DATA FOR THE TASK —

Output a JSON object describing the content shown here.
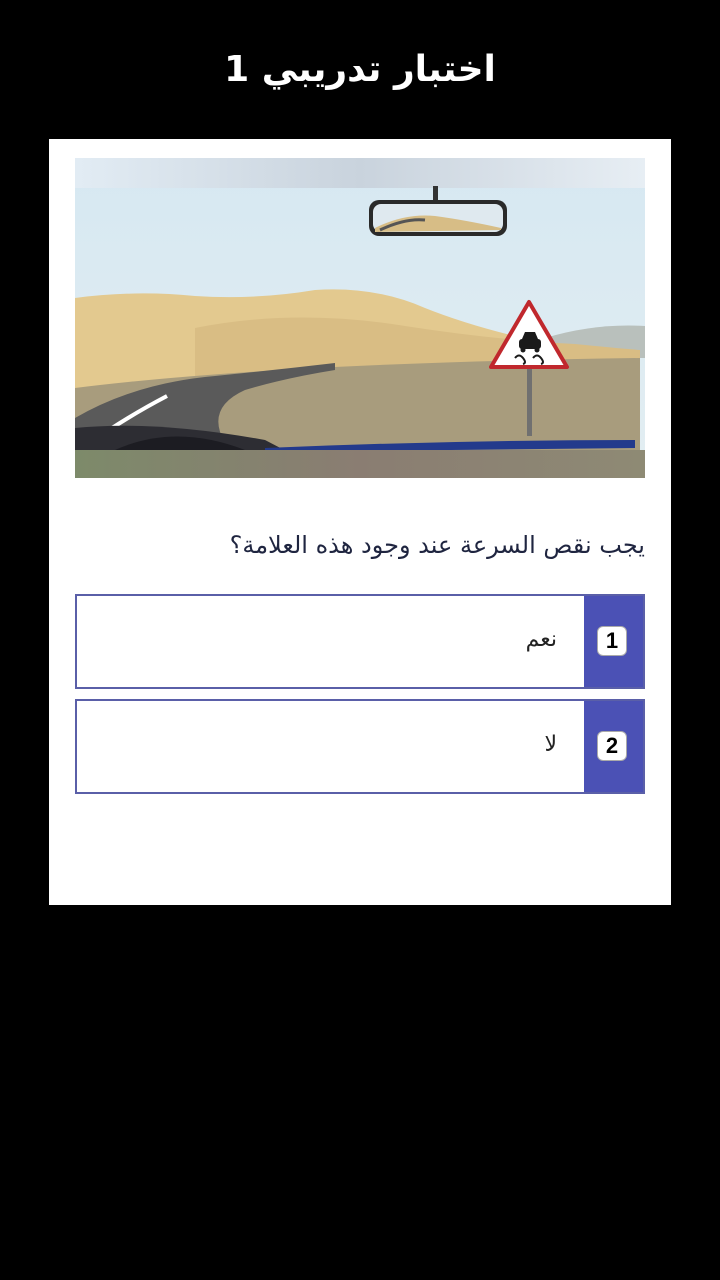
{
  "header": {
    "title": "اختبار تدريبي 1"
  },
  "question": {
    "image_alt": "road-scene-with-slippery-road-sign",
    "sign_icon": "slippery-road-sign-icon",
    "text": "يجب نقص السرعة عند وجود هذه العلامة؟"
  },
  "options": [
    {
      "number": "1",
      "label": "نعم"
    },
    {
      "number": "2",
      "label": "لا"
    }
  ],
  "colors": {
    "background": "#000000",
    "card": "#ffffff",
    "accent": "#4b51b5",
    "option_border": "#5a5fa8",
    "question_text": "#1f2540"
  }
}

WORK TO COMPLETE — Copy out every line holding the string "sign".

THE OUTPUT —
    "image_alt": "road-scene-with-slippery-road-sign",
    "sign_icon": "slippery-road-sign-icon",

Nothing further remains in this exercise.